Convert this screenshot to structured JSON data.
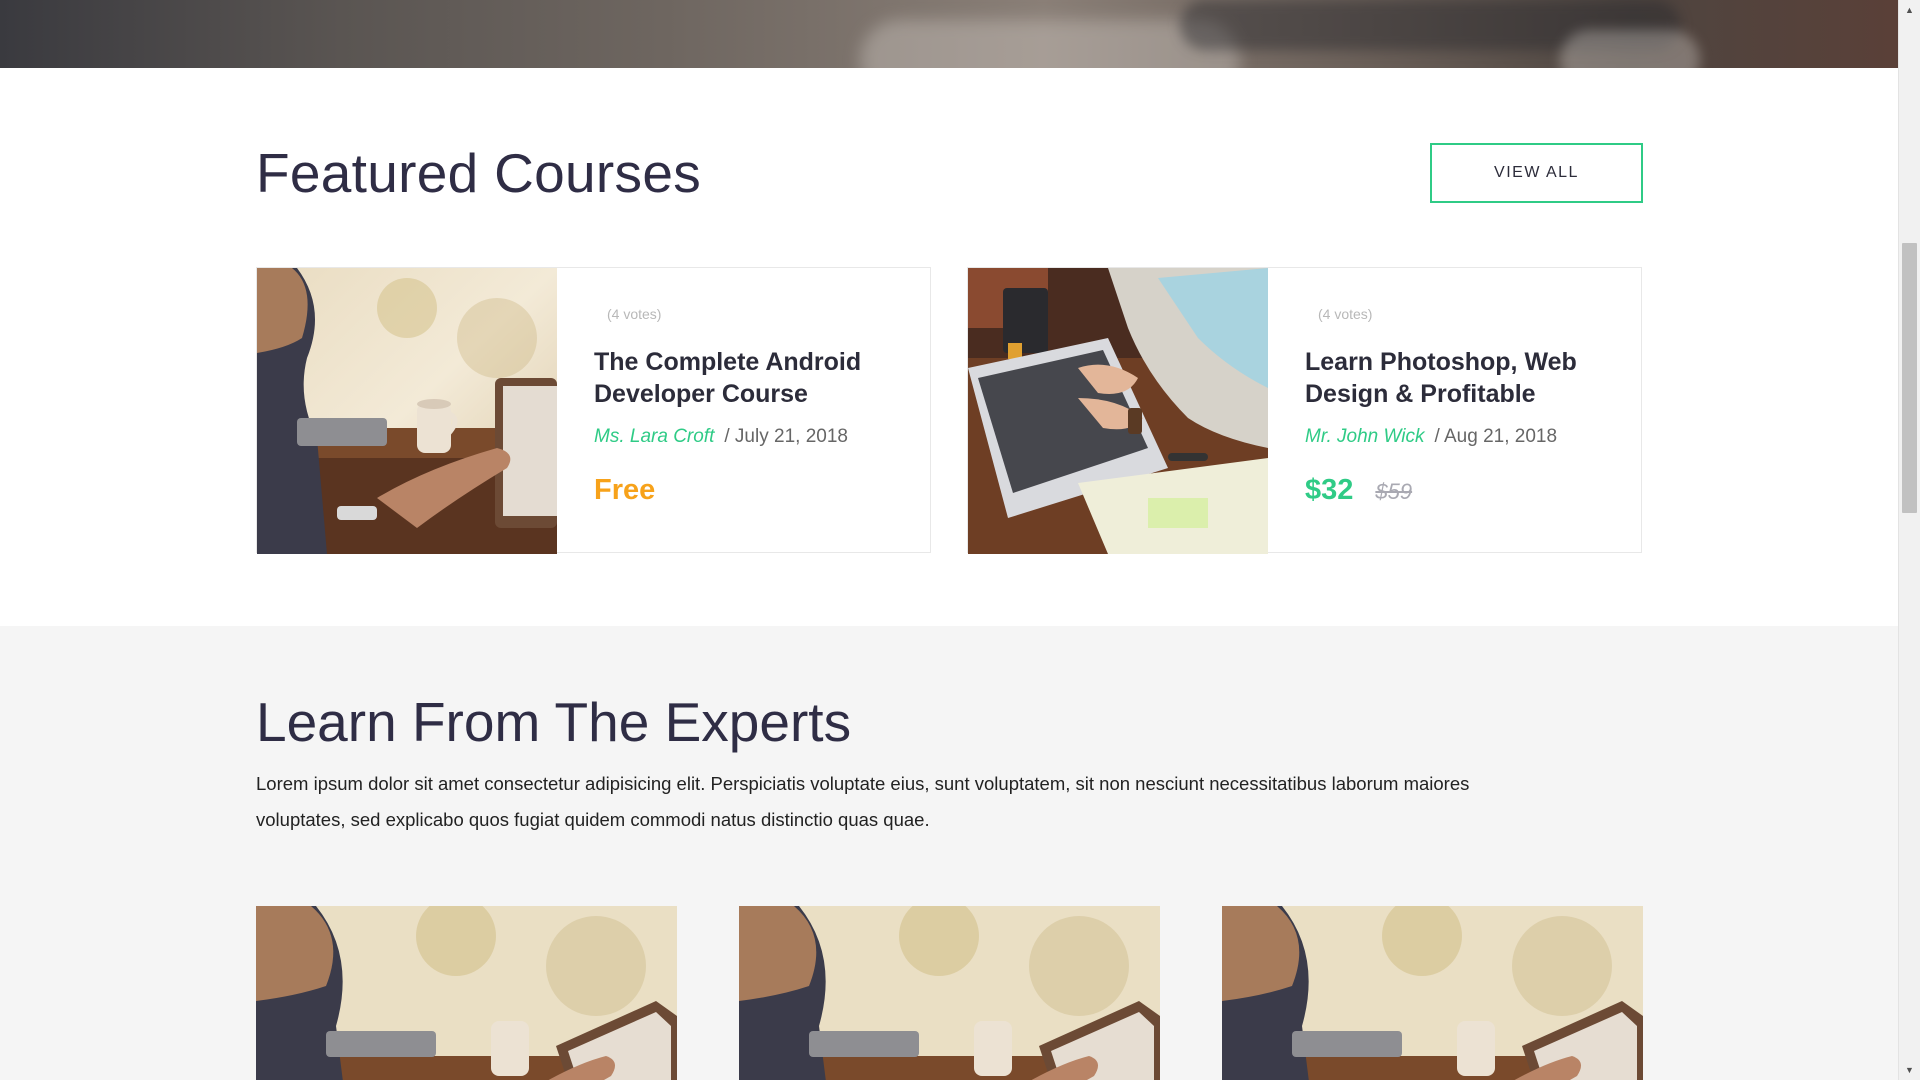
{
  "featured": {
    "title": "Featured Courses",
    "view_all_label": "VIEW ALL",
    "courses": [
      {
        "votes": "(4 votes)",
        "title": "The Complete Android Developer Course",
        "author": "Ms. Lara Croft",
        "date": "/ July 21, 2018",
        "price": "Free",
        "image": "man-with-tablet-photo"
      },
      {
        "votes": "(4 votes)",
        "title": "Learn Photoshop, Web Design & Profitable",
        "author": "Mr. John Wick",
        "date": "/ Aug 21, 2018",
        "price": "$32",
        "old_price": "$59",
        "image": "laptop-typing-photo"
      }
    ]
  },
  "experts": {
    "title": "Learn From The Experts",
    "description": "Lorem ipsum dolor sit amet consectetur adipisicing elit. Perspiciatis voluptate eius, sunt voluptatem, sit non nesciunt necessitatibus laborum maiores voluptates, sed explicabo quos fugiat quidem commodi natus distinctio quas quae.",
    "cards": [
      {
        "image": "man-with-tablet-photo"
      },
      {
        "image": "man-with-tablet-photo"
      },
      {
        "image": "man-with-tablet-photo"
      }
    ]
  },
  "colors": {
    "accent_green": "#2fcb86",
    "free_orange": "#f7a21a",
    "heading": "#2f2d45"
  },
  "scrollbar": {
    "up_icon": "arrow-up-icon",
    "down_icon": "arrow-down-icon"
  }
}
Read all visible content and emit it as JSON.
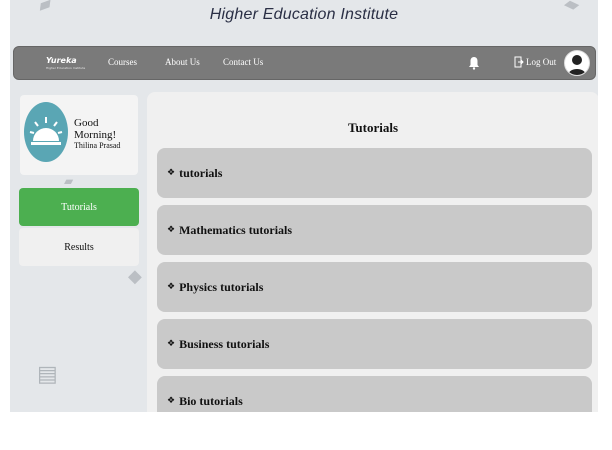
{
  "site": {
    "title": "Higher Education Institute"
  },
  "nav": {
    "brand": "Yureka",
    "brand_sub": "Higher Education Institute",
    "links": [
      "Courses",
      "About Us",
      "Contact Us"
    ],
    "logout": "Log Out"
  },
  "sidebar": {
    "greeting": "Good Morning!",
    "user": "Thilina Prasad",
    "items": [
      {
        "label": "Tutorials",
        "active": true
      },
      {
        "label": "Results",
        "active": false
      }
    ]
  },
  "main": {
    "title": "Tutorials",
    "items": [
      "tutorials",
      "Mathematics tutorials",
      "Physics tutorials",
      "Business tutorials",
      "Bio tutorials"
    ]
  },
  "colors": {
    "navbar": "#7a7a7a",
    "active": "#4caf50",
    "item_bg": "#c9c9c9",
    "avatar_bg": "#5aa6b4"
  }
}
————————
REQUIREMENT
Write out the listing word for word, omitting the pictures it holds.

THE OUTPUT
Convert this screenshot to structured JSON data.
{
  "featured": {
    "title": "Featured Courses",
    "view_all_label": "VIEW ALL",
    "courses": [
      {
        "votes": "(4 votes)",
        "title": "The Complete Android Developer Course",
        "author": "Ms. Lara Croft",
        "date": "/ July 21, 2018",
        "price": "Free",
        "image": "man-with-tablet-photo"
      },
      {
        "votes": "(4 votes)",
        "title": "Learn Photoshop, Web Design & Profitable",
        "author": "Mr. John Wick",
        "date": "/ Aug 21, 2018",
        "price": "$32",
        "old_price": "$59",
        "image": "laptop-typing-photo"
      }
    ]
  },
  "experts": {
    "title": "Learn From The Experts",
    "description": "Lorem ipsum dolor sit amet consectetur adipisicing elit. Perspiciatis voluptate eius, sunt voluptatem, sit non nesciunt necessitatibus laborum maiores voluptates, sed explicabo quos fugiat quidem commodi natus distinctio quas quae.",
    "cards": [
      {
        "image": "man-with-tablet-photo"
      },
      {
        "image": "man-with-tablet-photo"
      },
      {
        "image": "man-with-tablet-photo"
      }
    ]
  },
  "colors": {
    "accent_green": "#2fcb86",
    "free_orange": "#f7a21a",
    "heading": "#2f2d45"
  },
  "scrollbar": {
    "up_icon": "arrow-up-icon",
    "down_icon": "arrow-down-icon"
  }
}
Read all visible content and emit it as JSON.
{
  "site": {
    "title": "Higher Education Institute"
  },
  "nav": {
    "brand": "Yureka",
    "brand_sub": "Higher Education Institute",
    "links": [
      "Courses",
      "About Us",
      "Contact Us"
    ],
    "logout": "Log Out"
  },
  "sidebar": {
    "greeting": "Good Morning!",
    "user": "Thilina Prasad",
    "items": [
      {
        "label": "Tutorials",
        "active": true
      },
      {
        "label": "Results",
        "active": false
      }
    ]
  },
  "main": {
    "title": "Tutorials",
    "items": [
      "tutorials",
      "Mathematics tutorials",
      "Physics tutorials",
      "Business tutorials",
      "Bio tutorials"
    ]
  },
  "colors": {
    "navbar": "#7a7a7a",
    "active": "#4caf50",
    "item_bg": "#c9c9c9",
    "avatar_bg": "#5aa6b4"
  }
}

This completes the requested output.